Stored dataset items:
-- Begin --

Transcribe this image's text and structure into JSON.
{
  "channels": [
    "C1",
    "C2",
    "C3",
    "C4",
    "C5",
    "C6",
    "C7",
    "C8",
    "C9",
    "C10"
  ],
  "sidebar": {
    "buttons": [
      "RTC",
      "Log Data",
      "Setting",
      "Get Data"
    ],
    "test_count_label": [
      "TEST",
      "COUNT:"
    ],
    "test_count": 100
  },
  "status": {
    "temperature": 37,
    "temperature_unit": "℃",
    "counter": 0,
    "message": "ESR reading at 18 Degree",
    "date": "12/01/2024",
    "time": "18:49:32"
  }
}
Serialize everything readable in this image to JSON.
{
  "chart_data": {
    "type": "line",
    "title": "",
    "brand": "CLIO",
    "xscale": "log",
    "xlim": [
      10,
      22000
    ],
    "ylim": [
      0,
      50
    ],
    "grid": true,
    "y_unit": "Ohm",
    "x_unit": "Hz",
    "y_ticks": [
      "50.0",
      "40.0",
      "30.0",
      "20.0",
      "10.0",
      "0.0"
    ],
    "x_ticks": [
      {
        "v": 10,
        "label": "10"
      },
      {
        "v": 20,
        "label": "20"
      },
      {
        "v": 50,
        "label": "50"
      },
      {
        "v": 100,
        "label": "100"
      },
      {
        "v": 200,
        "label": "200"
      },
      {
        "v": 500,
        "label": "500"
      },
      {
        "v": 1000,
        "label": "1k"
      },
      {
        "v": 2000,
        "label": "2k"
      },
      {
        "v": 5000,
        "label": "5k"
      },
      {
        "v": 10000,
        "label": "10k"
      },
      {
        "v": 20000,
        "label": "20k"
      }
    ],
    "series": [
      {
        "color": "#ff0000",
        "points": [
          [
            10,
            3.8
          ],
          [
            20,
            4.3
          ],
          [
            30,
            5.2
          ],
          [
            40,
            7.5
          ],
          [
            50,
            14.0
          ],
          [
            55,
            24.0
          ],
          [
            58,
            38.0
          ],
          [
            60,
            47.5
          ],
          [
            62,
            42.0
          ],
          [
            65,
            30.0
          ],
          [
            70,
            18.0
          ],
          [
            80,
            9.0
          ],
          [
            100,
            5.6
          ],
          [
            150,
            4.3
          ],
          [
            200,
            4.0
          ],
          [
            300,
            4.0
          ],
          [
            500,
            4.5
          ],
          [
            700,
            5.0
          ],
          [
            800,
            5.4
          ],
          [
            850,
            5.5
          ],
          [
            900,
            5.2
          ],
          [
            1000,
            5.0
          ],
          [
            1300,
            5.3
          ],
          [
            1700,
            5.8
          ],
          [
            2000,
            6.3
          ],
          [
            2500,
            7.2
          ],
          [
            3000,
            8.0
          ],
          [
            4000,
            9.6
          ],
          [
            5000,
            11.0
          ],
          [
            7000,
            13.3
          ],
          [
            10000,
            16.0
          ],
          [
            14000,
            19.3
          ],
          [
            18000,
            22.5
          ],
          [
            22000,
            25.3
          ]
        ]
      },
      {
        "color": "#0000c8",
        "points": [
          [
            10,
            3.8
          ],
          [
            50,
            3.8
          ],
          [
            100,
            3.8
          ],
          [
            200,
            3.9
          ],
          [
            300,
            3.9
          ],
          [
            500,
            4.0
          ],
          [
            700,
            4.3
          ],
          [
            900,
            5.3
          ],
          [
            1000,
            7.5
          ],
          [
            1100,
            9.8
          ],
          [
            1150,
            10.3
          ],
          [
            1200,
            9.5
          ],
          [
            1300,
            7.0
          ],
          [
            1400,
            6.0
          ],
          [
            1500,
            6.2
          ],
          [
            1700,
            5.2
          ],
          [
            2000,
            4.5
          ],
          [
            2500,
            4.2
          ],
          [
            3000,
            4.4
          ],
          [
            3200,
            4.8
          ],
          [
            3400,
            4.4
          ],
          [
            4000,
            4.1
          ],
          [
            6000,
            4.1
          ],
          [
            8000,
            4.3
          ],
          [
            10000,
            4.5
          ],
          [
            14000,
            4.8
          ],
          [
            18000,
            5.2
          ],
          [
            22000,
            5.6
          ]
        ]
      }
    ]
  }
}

-- End --

EXERCISE DIRECTIONS:
List all lines above in which the string "image" appears.

FULL SOLUTION:
Transcribe this image's text and structure into JSON.
Serialize everything readable in this image to JSON.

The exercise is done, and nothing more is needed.